### What the exercise asks
Note how many lines hold the string "Science" and give that number without any other words.

— Begin —

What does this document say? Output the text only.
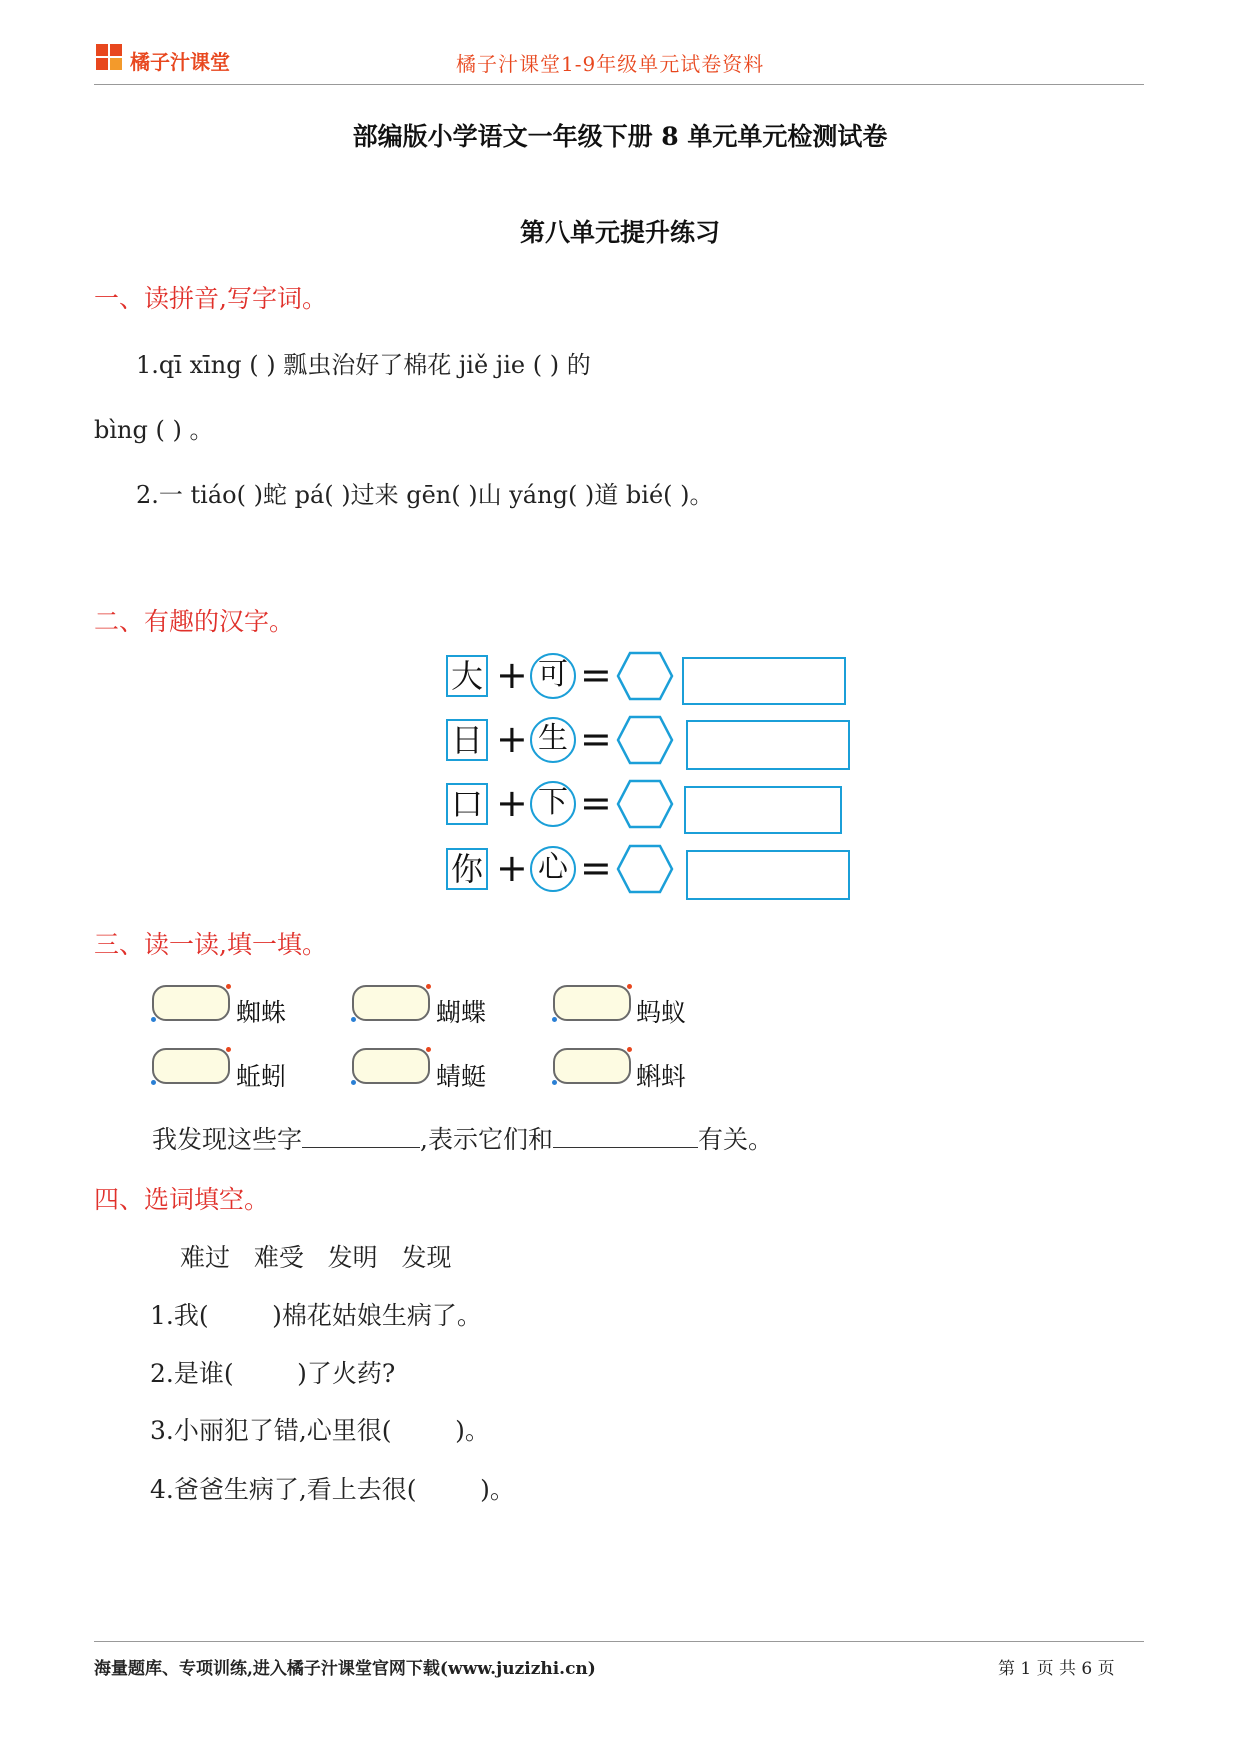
橘子汁课堂	橘子汁课堂1-9年级单元试卷资料
部编版小学语文一年级下册 8 单元单元检测试卷
第八单元提升练习
一、读拼音,写字词。
1.qī xīng ( ) 瓢虫治好了棉花 jiě jie ( ) 的
bìng ( ) 。
2.一 tiáo( )蛇 pá( )过来 gēn( )山 yáng( )道 bié( )。
二、有趣的汉字。
大 + 可 =
日 + 生 =
口 + 下 =
你 + 心 =
三、读一读,填一填。
蜘蛛	蝴蝶	蚂蚁
蚯蚓	蜻蜓	蝌蚪
我发现这些字	,表示它们和	有关。
四、选词填空。
难过   难受   发明   发现
1.我(        )棉花姑娘生病了。
2.是谁(        )了火药?
3.小丽犯了错,心里很(        )。
4.爸爸生病了,看上去很(        )。
海量题库、专项训练,进入橘子汁课堂官网下载(www.juzizhi.cn)	第 1 页 共 6 页
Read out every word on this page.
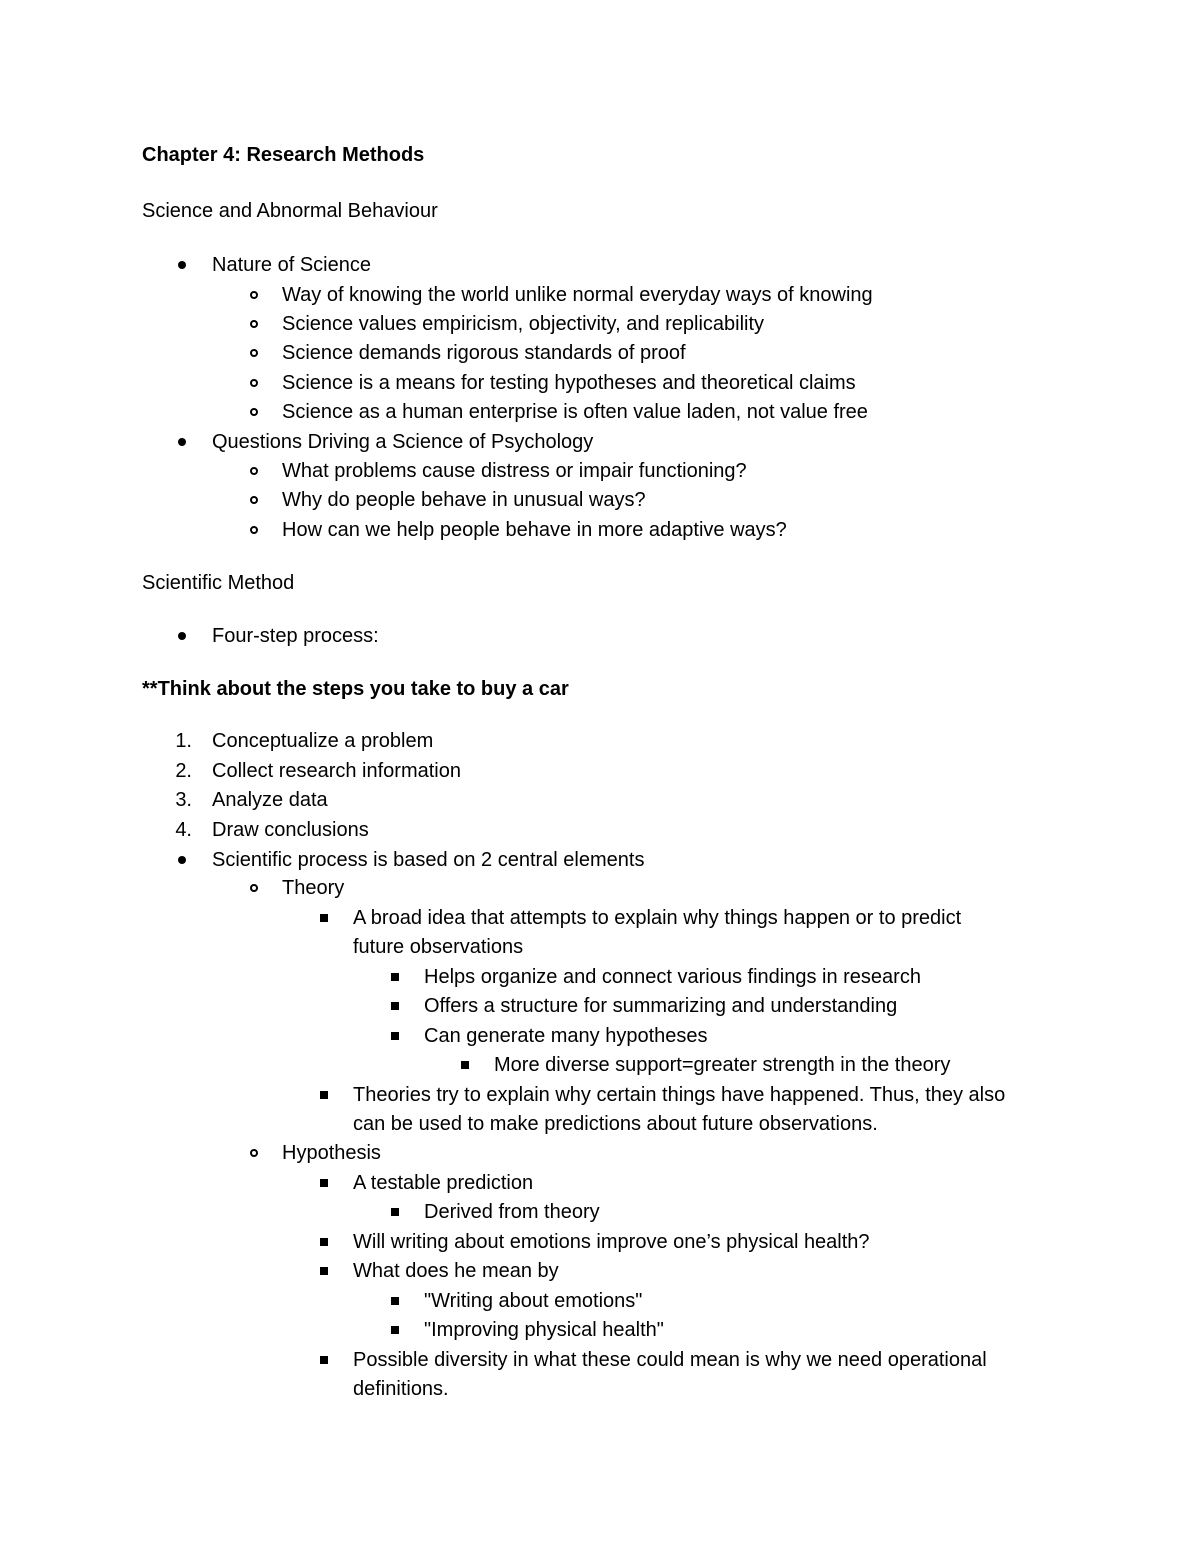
Chapter 4: Research Methods
Science and Abnormal Behaviour
Nature of Science
Way of knowing the world unlike normal everyday ways of knowing
Science values empiricism, objectivity, and replicability
Science demands rigorous standards of proof
Science is a means for testing hypotheses and theoretical claims
Science as a human enterprise is often value laden, not value free
Questions Driving a Science of Psychology
What problems cause distress or impair functioning?
Why do people behave in unusual ways?
How can we help people behave in more adaptive ways?
Scientific Method
Four-step process:
**Think about the steps you take to buy a car
1. Conceptualize a problem
2. Collect research information
3. Analyze data
4. Draw conclusions
Scientific process is based on 2 central elements
Theory
A broad idea that attempts to explain why things happen or to predict
future observations
Helps organize and connect various findings in research
Offers a structure for summarizing and understanding
Can generate many hypotheses
More diverse support=greater strength in the theory
Theories try to explain why certain things have happened. Thus, they also
can be used to make predictions about future observations.
Hypothesis
A testable prediction
Derived from theory
Will writing about emotions improve one’s physical health?
What does he mean by
"Writing about emotions"
"Improving physical health"
Possible diversity in what these could mean is why we need operational
definitions.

— End —

### Finished answer
7